Given request » Filter the entries below, keeping only lines with the word "Paint".

— begin Task data —

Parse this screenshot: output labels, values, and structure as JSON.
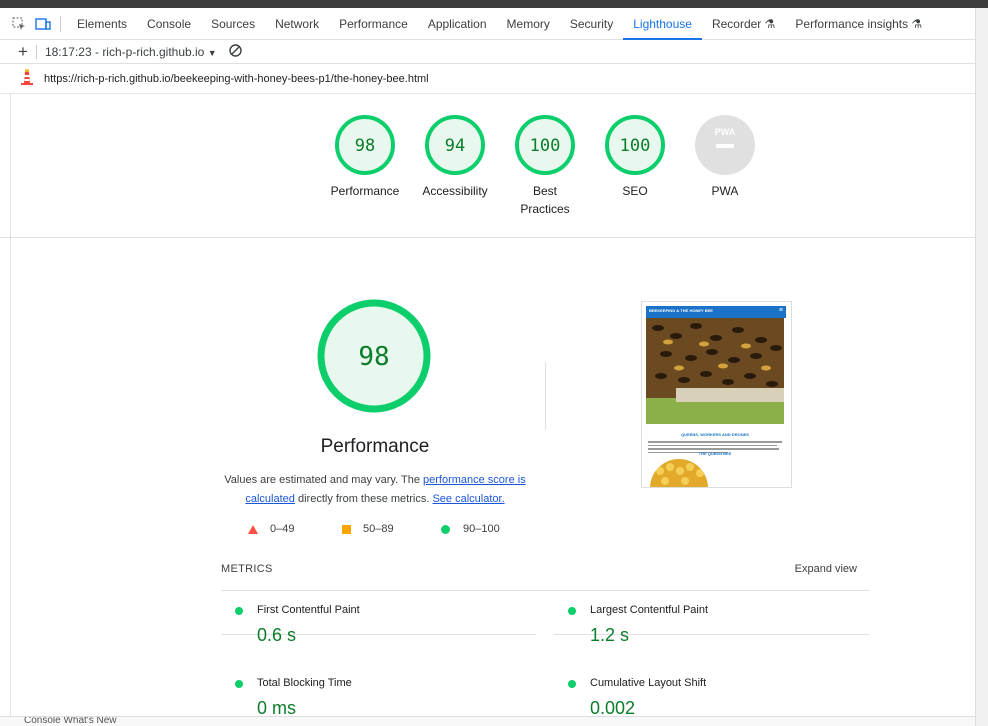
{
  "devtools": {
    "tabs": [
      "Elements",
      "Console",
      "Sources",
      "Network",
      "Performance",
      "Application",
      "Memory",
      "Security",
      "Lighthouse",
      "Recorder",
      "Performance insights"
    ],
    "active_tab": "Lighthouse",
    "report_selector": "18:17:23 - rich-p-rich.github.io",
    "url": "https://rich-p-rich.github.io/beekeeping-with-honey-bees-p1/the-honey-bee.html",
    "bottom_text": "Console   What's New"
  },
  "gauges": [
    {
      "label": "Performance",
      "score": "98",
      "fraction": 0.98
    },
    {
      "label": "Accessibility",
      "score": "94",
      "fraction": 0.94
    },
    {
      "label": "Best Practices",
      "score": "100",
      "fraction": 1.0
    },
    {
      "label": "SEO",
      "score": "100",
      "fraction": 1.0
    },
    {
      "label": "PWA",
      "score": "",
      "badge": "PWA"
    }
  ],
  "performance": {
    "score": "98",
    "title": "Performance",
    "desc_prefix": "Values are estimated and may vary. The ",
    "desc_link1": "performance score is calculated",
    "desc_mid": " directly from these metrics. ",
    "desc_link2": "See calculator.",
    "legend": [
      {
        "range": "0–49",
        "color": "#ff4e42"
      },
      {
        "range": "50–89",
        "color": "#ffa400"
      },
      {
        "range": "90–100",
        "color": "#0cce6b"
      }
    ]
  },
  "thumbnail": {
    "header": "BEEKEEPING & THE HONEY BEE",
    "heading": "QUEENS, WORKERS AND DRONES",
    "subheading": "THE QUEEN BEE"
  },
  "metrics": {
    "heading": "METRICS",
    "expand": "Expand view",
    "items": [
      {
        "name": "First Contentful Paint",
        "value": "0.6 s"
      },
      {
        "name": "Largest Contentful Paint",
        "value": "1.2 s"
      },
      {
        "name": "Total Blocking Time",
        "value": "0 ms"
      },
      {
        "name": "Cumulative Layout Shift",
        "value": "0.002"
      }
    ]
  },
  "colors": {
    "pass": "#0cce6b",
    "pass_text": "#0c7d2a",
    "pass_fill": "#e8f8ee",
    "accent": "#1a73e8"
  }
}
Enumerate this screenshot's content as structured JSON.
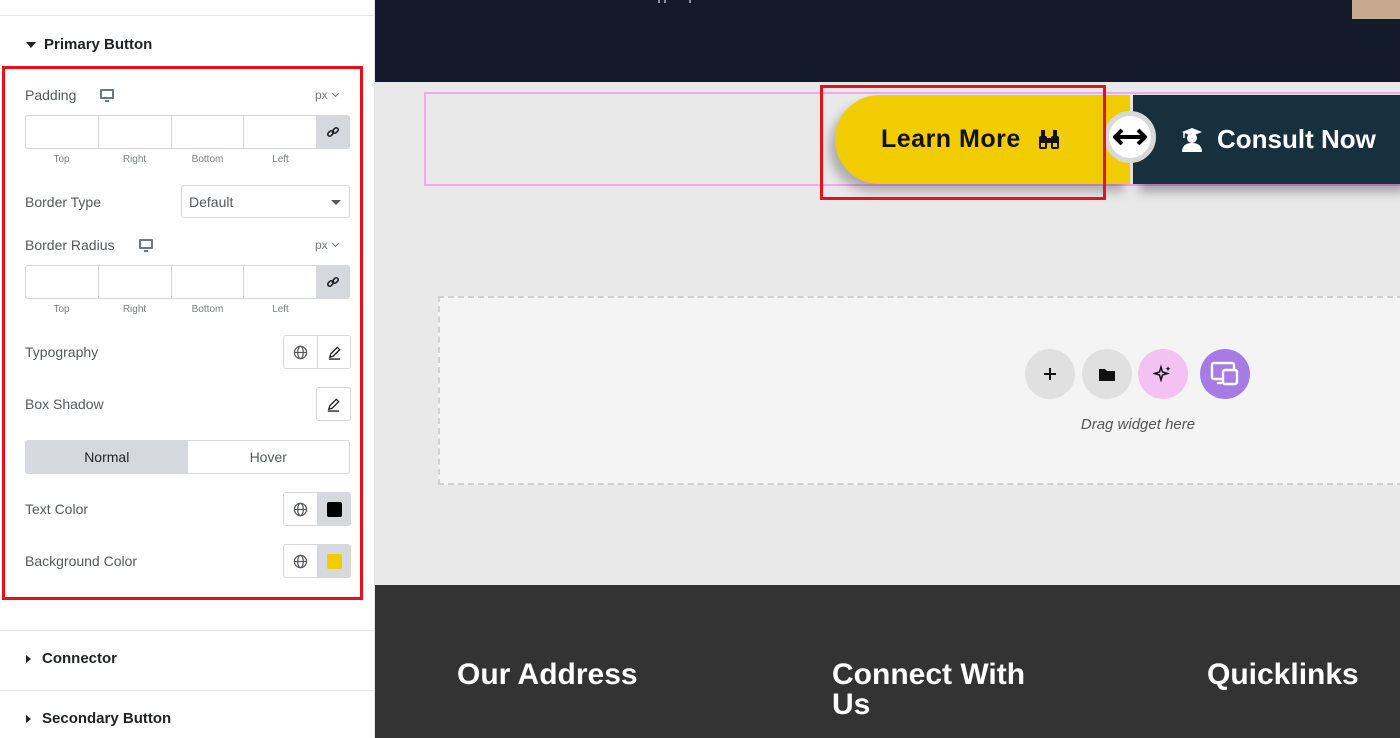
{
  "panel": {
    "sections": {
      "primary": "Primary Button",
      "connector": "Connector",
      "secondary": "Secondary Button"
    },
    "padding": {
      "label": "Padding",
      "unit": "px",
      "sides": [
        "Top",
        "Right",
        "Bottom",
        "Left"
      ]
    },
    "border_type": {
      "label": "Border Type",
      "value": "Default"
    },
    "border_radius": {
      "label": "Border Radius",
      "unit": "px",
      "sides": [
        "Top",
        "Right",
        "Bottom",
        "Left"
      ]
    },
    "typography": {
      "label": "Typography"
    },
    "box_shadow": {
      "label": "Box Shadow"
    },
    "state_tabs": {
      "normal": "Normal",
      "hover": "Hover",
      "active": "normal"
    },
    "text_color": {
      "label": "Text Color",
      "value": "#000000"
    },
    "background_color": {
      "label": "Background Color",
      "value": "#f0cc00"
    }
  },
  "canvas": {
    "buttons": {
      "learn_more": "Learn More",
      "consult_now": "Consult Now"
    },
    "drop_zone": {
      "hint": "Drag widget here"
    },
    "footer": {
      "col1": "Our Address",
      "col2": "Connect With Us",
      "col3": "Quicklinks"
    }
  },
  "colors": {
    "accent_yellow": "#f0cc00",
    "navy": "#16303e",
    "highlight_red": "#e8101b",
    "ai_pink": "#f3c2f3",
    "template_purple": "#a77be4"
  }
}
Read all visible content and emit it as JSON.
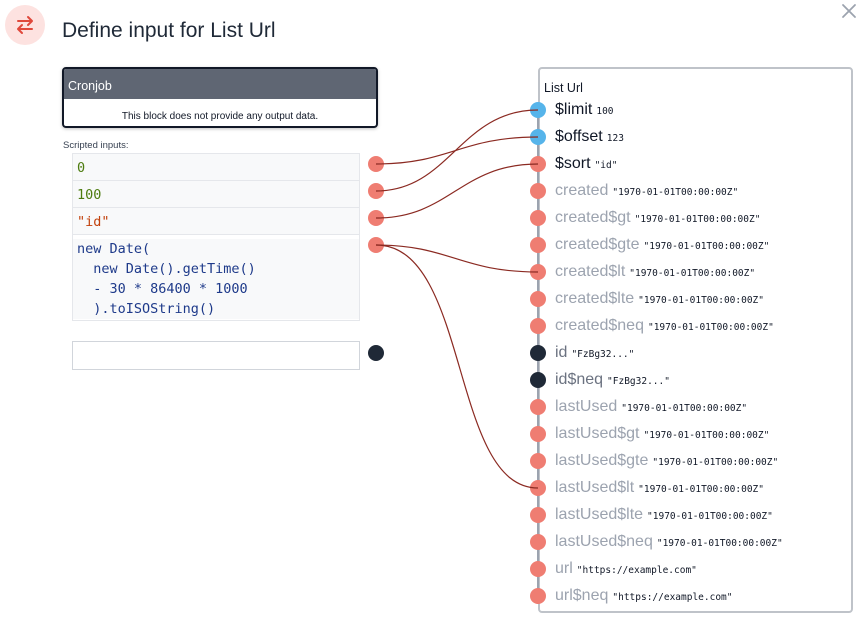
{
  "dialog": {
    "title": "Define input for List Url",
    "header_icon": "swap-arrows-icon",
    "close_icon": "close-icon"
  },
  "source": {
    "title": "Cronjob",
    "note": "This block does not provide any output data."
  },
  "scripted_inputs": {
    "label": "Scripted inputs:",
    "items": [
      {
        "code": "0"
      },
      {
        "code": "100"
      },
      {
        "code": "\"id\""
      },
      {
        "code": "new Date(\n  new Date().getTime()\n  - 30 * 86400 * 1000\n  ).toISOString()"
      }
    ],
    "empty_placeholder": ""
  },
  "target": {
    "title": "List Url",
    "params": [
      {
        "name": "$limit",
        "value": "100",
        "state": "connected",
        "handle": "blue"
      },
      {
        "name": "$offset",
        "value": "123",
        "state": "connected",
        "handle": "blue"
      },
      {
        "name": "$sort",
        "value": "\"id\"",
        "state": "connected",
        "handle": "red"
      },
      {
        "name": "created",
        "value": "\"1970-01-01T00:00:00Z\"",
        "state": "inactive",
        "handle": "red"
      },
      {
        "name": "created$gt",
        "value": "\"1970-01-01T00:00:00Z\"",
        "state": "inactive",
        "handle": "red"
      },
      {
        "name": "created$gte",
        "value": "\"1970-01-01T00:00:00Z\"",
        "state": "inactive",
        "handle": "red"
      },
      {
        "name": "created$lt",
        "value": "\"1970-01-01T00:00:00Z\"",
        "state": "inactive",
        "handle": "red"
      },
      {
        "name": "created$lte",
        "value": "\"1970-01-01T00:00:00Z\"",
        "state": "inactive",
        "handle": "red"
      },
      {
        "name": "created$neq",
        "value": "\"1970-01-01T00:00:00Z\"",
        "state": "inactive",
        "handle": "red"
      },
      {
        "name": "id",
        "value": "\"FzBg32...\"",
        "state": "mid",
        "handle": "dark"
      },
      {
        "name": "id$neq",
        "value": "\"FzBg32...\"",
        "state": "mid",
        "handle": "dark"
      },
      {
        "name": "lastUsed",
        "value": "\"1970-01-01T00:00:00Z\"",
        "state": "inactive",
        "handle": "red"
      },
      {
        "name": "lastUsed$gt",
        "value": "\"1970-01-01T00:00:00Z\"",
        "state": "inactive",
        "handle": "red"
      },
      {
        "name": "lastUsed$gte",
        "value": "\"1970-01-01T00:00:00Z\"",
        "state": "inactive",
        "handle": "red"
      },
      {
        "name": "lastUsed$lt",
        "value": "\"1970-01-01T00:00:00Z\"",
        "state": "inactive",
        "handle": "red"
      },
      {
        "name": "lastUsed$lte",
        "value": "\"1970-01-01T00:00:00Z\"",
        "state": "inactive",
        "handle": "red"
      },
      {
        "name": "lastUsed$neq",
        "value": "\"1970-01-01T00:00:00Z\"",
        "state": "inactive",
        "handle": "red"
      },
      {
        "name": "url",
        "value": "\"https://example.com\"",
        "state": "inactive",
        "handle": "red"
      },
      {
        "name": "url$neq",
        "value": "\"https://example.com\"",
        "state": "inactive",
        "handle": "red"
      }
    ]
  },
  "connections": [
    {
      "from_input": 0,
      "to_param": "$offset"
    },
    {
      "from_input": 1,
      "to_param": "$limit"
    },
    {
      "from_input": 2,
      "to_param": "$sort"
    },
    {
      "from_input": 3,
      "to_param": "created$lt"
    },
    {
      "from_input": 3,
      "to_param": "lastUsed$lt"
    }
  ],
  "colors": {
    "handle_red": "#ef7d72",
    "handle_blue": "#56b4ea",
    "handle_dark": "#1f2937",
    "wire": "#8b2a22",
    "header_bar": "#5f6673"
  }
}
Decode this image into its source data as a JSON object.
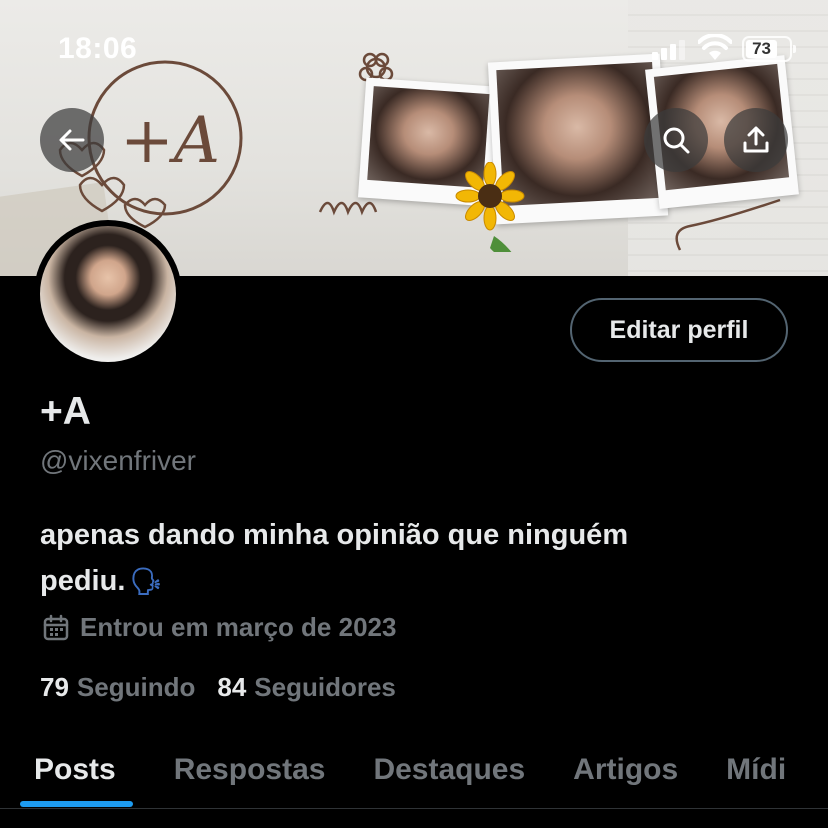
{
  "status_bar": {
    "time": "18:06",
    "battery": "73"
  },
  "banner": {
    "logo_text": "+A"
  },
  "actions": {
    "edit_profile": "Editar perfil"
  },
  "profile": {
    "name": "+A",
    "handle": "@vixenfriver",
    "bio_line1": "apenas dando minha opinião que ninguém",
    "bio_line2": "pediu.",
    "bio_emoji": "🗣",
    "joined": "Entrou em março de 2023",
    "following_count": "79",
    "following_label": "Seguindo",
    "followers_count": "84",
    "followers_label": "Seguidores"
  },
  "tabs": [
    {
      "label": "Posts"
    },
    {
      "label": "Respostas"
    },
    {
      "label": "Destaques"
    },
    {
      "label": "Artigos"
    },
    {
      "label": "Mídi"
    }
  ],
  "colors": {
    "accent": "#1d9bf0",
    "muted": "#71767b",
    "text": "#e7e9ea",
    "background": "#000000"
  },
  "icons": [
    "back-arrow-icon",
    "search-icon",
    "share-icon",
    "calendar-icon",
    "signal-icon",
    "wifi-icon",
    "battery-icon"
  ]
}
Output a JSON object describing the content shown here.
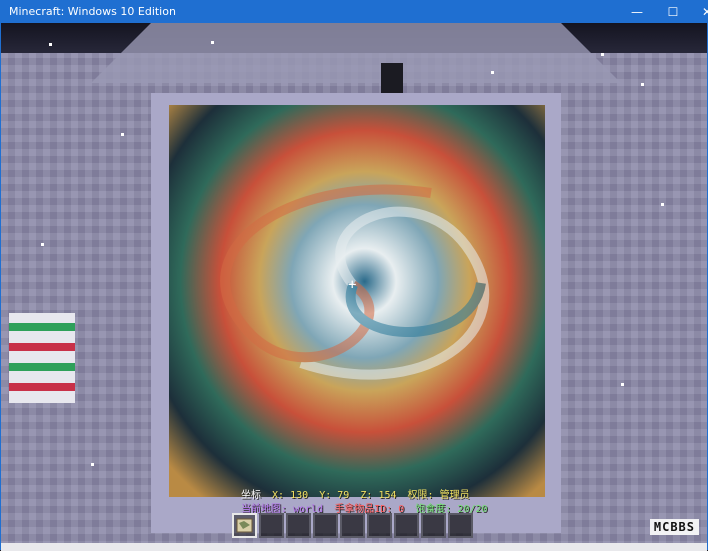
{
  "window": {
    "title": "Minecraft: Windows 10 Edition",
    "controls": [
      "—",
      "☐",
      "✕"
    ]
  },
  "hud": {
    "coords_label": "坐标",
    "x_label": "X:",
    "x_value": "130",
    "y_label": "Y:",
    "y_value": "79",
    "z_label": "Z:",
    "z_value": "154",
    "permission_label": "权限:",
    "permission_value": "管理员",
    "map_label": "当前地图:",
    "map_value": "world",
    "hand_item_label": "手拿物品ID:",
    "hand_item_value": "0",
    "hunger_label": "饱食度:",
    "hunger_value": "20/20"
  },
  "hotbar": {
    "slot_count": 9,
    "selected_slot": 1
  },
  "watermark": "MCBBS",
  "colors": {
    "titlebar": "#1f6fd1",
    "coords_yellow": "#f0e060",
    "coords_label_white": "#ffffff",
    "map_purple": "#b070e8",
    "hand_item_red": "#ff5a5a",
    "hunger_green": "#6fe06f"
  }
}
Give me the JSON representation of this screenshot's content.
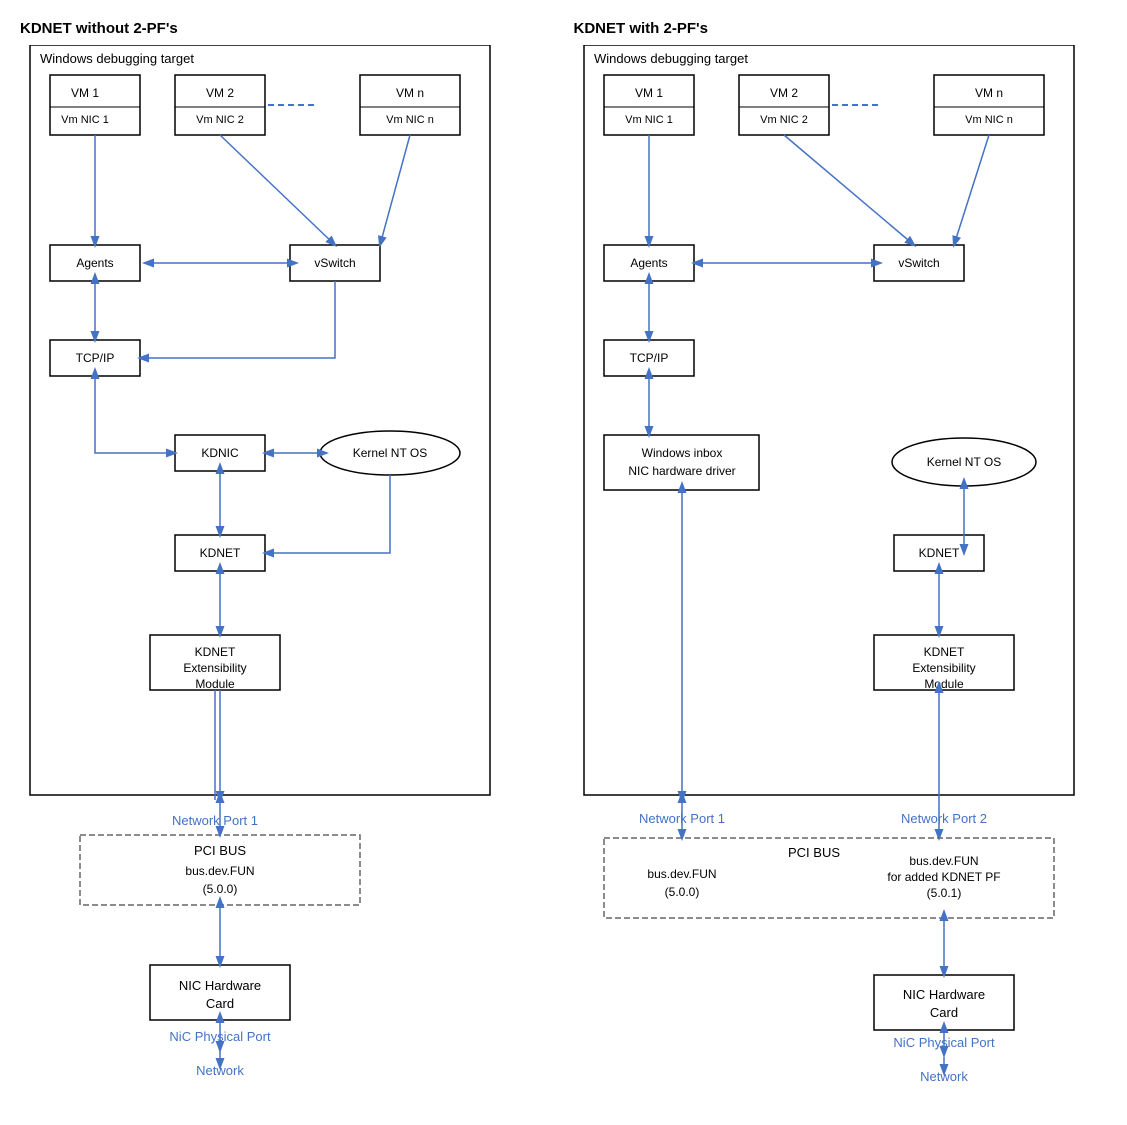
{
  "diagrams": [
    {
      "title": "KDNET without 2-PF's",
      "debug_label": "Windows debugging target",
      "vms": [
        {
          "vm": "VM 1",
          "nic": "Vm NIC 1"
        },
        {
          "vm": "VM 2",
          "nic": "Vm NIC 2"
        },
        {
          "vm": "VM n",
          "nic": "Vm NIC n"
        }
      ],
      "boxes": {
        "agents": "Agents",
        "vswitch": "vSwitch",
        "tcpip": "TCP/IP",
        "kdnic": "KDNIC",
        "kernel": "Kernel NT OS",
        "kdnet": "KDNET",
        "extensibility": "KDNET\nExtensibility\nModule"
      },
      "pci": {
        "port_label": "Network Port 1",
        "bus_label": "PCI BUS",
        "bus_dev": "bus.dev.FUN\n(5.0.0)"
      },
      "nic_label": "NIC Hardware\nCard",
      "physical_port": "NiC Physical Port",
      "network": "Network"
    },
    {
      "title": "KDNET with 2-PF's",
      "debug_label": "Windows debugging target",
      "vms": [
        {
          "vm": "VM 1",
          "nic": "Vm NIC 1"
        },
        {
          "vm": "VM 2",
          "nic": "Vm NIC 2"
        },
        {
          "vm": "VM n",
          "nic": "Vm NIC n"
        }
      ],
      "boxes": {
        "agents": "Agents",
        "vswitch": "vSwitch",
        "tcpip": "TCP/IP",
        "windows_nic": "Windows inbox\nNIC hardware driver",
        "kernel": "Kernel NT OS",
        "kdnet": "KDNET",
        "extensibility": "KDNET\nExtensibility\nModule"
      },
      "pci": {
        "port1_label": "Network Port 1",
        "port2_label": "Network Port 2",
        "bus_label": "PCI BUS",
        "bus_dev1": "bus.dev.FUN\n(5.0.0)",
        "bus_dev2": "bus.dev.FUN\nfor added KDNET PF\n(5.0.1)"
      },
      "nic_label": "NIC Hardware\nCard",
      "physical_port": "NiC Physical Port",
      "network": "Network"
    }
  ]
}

— end Task data —

Final result »
        "name": "First Contentful Paint",
        "name": "Largest Contentful Paint",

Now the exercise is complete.